Items listed in a dataset:

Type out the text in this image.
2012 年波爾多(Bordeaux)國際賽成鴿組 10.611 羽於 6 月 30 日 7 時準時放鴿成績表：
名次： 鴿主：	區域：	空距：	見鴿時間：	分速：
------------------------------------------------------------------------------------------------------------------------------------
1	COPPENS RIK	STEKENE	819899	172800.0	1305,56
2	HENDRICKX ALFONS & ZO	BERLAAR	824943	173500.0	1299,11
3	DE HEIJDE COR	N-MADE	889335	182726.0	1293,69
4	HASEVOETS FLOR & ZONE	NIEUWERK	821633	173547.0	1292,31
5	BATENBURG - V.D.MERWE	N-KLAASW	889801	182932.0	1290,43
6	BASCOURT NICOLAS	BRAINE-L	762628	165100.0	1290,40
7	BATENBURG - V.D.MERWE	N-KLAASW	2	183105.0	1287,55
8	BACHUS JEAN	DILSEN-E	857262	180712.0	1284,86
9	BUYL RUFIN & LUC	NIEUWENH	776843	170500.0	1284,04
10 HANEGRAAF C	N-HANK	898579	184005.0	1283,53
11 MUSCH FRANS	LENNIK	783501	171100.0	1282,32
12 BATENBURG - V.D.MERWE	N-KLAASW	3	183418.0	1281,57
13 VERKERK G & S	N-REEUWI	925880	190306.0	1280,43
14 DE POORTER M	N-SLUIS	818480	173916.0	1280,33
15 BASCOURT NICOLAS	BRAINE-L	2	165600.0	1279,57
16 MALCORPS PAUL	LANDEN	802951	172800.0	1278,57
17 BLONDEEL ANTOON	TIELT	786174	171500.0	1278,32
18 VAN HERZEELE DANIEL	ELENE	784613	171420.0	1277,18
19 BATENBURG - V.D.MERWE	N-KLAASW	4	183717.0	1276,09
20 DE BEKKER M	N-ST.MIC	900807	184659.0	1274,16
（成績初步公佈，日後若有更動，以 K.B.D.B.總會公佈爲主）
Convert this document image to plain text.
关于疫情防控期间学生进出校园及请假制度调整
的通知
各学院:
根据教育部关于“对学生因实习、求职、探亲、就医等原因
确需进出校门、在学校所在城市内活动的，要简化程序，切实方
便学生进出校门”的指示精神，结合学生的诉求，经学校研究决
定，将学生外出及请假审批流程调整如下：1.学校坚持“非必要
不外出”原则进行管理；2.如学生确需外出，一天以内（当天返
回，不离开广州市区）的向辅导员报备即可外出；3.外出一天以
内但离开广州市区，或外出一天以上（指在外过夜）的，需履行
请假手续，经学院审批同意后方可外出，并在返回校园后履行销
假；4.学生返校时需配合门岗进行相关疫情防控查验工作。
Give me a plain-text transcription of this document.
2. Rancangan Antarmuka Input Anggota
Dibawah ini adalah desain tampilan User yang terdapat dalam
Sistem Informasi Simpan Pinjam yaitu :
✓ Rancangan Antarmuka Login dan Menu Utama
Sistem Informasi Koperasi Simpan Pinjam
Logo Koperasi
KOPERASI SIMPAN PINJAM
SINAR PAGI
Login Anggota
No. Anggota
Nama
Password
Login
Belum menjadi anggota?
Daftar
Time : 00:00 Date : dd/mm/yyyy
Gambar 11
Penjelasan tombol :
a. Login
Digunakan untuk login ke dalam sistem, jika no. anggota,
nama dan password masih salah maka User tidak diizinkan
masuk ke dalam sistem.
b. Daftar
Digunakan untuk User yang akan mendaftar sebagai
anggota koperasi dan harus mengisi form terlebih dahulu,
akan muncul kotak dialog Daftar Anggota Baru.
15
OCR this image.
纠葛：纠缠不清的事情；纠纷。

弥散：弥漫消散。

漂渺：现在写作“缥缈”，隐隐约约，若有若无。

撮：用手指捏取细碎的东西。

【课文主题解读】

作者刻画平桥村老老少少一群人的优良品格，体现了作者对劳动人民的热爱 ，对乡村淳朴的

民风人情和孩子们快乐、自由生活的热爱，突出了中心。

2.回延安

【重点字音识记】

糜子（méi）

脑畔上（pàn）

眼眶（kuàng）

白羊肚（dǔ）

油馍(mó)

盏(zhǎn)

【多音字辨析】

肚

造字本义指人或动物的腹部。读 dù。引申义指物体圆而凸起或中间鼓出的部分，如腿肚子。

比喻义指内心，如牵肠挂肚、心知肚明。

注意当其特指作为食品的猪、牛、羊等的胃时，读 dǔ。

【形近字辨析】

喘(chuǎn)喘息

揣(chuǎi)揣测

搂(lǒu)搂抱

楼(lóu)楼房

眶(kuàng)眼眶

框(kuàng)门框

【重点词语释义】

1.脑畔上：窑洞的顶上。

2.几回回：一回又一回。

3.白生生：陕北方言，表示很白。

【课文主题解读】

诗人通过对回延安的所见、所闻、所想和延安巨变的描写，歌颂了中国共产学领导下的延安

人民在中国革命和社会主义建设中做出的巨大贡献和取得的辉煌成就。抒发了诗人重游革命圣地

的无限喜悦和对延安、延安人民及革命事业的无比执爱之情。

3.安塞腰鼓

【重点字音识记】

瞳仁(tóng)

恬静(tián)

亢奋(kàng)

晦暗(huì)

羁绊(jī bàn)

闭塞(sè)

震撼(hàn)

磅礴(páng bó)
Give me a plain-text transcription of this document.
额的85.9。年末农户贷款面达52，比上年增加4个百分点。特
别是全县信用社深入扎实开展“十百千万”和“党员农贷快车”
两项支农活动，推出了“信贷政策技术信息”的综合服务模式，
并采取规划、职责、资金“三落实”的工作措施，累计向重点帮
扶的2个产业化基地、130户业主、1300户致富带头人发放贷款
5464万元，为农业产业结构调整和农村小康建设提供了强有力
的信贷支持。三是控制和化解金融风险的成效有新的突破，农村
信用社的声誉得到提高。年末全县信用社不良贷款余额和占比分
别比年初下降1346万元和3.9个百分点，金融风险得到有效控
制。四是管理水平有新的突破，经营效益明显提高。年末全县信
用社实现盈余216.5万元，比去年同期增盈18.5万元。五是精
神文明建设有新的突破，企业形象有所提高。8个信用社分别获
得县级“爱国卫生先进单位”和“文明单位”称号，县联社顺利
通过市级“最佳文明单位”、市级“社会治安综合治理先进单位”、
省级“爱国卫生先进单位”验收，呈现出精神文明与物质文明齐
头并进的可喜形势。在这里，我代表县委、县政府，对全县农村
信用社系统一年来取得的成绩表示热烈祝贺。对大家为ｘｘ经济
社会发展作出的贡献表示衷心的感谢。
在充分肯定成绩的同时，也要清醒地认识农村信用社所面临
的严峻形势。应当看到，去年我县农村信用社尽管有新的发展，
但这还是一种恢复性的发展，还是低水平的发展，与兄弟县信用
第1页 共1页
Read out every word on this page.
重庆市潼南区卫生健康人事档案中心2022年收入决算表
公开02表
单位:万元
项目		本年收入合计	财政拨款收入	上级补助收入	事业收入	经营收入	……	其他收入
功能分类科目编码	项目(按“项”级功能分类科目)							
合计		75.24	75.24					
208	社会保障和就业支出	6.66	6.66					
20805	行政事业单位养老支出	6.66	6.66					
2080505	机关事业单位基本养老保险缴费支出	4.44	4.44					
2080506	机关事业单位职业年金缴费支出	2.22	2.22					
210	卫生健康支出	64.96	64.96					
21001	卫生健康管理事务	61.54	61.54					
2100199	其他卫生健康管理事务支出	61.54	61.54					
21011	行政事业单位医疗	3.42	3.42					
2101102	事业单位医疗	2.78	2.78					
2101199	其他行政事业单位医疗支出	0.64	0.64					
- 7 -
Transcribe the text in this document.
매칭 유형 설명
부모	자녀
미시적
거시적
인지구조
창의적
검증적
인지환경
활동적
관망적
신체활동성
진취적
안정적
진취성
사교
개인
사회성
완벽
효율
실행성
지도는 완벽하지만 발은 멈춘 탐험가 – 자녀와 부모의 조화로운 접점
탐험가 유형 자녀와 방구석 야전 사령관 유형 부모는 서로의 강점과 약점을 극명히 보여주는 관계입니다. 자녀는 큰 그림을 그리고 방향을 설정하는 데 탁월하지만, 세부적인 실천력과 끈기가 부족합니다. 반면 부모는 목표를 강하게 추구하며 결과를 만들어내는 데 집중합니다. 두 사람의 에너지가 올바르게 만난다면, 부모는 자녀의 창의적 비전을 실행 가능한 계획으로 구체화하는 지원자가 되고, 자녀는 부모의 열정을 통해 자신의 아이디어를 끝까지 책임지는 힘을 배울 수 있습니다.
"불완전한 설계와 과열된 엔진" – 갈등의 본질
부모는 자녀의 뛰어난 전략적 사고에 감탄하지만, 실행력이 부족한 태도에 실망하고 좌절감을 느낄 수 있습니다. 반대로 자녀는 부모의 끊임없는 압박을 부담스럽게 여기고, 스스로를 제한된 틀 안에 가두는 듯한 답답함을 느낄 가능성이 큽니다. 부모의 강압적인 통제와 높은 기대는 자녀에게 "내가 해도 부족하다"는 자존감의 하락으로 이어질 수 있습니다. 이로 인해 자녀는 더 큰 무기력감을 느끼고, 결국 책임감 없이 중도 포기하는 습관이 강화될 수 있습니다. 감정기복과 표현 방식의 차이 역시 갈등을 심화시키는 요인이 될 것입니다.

### Job
Return all lines with the word "this" in them.

### Solved exercise
Type out the text in this image.
Convert this document image to plain text.
Give me a plain-text transcription of this document.
OCR this image.
Give me a plain-text transcription of this document.
Read out every word on this page.
Transcribe the text in this document.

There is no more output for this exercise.